§ **GOAL**
The answer is a single number: how many lines hold the string "Initiative".

§ **DATA FOR THIS TASK**
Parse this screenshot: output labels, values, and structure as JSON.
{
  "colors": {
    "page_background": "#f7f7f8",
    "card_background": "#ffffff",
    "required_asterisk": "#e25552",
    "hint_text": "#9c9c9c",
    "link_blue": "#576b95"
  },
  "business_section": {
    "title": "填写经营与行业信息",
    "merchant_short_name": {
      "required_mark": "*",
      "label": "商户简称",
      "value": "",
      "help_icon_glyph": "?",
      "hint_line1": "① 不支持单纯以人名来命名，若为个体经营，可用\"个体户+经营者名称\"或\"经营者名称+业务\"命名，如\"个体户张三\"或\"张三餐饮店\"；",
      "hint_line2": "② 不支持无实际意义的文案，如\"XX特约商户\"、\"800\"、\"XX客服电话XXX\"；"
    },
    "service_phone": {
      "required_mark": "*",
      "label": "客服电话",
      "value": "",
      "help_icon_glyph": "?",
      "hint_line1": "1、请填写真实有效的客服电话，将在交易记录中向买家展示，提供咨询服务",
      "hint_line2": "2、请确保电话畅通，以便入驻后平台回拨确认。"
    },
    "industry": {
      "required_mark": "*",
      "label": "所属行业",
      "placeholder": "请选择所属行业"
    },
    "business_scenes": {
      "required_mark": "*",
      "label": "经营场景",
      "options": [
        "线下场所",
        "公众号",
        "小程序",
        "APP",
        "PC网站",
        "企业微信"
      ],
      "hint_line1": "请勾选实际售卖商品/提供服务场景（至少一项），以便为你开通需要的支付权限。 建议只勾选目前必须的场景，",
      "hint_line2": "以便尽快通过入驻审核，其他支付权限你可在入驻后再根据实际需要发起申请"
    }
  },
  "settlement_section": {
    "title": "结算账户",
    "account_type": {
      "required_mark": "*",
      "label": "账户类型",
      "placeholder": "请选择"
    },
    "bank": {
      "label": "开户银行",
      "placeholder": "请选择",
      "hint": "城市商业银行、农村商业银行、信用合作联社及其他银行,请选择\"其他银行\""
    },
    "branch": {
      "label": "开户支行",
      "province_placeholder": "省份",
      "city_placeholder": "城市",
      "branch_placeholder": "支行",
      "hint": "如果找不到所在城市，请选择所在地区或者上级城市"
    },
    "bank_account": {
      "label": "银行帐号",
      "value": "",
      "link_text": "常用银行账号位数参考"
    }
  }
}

==

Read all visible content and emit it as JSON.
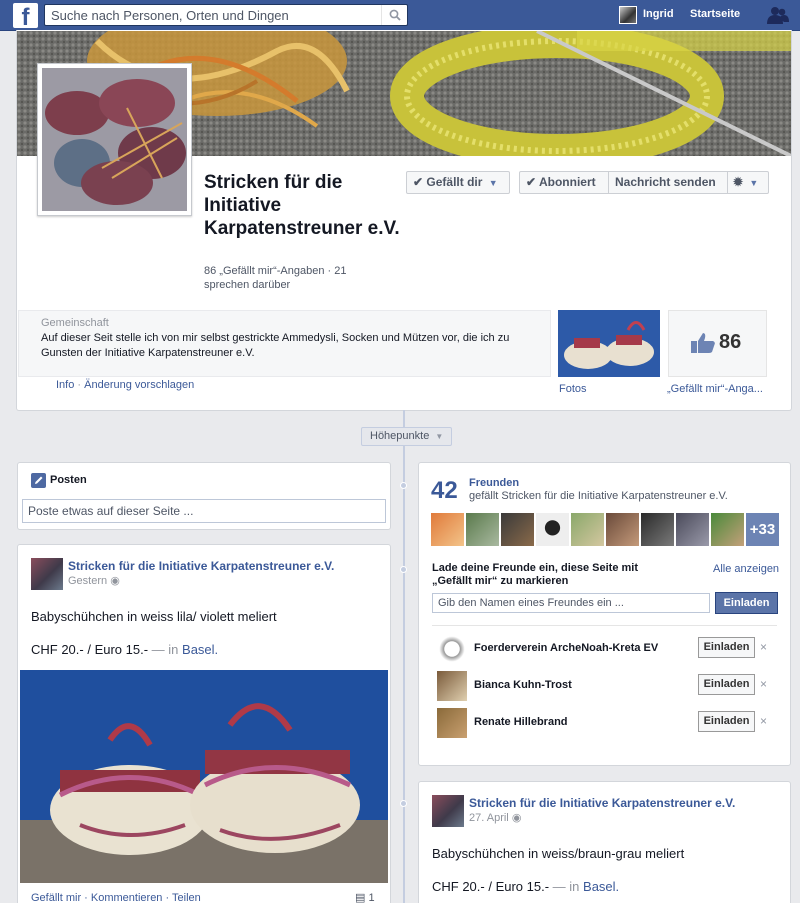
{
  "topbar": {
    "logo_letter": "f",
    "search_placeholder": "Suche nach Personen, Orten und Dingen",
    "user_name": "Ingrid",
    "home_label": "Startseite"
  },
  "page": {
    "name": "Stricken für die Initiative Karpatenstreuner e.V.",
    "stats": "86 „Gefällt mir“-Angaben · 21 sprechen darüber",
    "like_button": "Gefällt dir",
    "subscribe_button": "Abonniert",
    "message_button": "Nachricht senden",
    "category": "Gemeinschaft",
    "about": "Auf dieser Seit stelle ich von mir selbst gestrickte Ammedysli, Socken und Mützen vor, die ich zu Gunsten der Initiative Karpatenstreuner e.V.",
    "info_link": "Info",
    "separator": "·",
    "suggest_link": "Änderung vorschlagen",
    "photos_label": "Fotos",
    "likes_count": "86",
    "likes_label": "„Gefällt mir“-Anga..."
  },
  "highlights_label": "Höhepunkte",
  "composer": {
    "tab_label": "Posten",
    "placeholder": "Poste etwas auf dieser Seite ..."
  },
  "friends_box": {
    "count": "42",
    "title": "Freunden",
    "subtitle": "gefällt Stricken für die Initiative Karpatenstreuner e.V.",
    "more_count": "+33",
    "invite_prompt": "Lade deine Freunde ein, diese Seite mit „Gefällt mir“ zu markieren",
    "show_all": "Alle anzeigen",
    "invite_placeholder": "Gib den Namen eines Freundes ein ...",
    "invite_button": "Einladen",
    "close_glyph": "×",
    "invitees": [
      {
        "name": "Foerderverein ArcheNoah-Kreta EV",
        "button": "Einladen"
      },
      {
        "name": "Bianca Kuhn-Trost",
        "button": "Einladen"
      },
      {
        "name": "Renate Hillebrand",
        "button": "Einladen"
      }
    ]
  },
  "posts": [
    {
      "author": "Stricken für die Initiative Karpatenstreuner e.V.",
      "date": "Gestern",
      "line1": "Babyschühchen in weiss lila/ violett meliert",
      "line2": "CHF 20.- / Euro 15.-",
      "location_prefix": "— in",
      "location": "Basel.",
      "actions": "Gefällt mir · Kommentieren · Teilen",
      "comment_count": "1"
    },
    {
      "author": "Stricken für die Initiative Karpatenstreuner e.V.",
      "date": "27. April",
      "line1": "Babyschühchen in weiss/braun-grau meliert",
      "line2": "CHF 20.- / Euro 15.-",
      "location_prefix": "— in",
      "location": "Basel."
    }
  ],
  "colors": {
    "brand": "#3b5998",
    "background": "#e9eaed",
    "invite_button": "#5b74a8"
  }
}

§ **EXERCISE RESPONSE**
5